======== Records shown ========
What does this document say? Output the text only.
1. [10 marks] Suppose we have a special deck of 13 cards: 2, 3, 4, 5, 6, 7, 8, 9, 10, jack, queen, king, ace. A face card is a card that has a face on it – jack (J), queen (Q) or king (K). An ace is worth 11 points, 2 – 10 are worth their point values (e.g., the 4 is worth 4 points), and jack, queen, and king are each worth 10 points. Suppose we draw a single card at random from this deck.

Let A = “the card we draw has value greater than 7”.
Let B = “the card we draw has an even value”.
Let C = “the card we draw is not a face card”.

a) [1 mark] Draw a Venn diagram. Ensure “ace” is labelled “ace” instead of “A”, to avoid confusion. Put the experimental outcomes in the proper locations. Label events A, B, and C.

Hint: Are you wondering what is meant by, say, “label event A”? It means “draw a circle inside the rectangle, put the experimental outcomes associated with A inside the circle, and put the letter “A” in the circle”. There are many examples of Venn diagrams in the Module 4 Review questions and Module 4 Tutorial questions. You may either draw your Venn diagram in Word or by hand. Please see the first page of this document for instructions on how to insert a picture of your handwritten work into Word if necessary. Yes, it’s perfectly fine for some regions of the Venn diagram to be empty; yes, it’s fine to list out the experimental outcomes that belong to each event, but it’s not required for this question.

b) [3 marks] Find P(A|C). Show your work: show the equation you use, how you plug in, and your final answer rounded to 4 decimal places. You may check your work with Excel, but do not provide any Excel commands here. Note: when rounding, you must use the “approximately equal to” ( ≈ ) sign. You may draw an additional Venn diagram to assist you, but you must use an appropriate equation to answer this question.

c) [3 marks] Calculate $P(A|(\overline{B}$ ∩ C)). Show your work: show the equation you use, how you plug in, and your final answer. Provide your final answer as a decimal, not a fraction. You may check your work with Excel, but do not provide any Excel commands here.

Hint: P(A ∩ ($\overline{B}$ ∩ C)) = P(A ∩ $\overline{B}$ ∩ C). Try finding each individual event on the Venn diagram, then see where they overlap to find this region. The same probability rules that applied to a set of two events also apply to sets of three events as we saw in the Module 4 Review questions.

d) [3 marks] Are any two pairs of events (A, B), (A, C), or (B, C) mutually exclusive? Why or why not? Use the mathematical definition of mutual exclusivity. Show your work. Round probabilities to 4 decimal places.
========
Reproduce the records in full, exactly as written.

- **Problem solution**
What does this document say? Output the text only.
1. [10 marks] Suppose we have a special deck of 13 cards: 2, 3, 4, 5, 6, 7, 8, 9, 10, jack, queen, king, ace. A face card is a card that has a face on it – jack (J), queen (Q) or king (K). An ace is worth 11 points, 2 – 10 are worth their point values (e.g., the 4 is worth 4 points), and jack, queen, and king are each worth 10 points. Suppose we draw a single card at random from this deck.

Let A = “the card we draw has value greater than 7”.
Let B = “the card we draw has an even value”.
Let C = “the card we draw is not a face card”.

a) [1 mark] Draw a Venn diagram. Ensure “ace” is labelled “ace” instead of “A”, to avoid confusion. Put the experimental outcomes in the proper locations. Label events A, B, and C.

Hint: Are you wondering what is meant by, say, “label event A”? It means “draw a circle inside the rectangle, put the experimental outcomes associated with A inside the circle, and put the letter “A” in the circle”. There are many examples of Venn diagrams in the Module 4 Review questions and Module 4 Tutorial questions. You may either draw your Venn diagram in Word or by hand. Please see the first page of this document for instructions on how to insert a picture of your handwritten work into Word if necessary. Yes, it’s perfectly fine for some regions of the Venn diagram to be empty; yes, it’s fine to list out the experimental outcomes that belong to each event, but it’s not required for this question.

b) [3 marks] Find P(A|C). Show your work: show the equation you use, how you plug in, and your final answer rounded to 4 decimal places. You may check your work with Excel, but do not provide any Excel commands here. Note: when rounding, you must use the “approximately equal to” ( ≈ ) sign. You may draw an additional Venn diagram to assist you, but you must use an appropriate equation to answer this question.

c) [3 marks] Calculate $P(A|(\overline{B}$ ∩ C)). Show your work: show the equation you use, how you plug in, and your final answer. Provide your final answer as a decimal, not a fraction. You may check your work with Excel, but do not provide any Excel commands here.

Hint: P(A ∩ ($\overline{B}$ ∩ C)) = P(A ∩ $\overline{B}$ ∩ C). Try finding each individual event on the Venn diagram, then see where they overlap to find this region. The same probability rules that applied to a set of two events also apply to sets of three events as we saw in the Module 4 Review questions.

d) [3 marks] Are any two pairs of events (A, B), (A, C), or (B, C) mutually exclusive? Why or why not? Use the mathematical definition of mutual exclusivity. Show your work. Round probabilities to 4 decimal places.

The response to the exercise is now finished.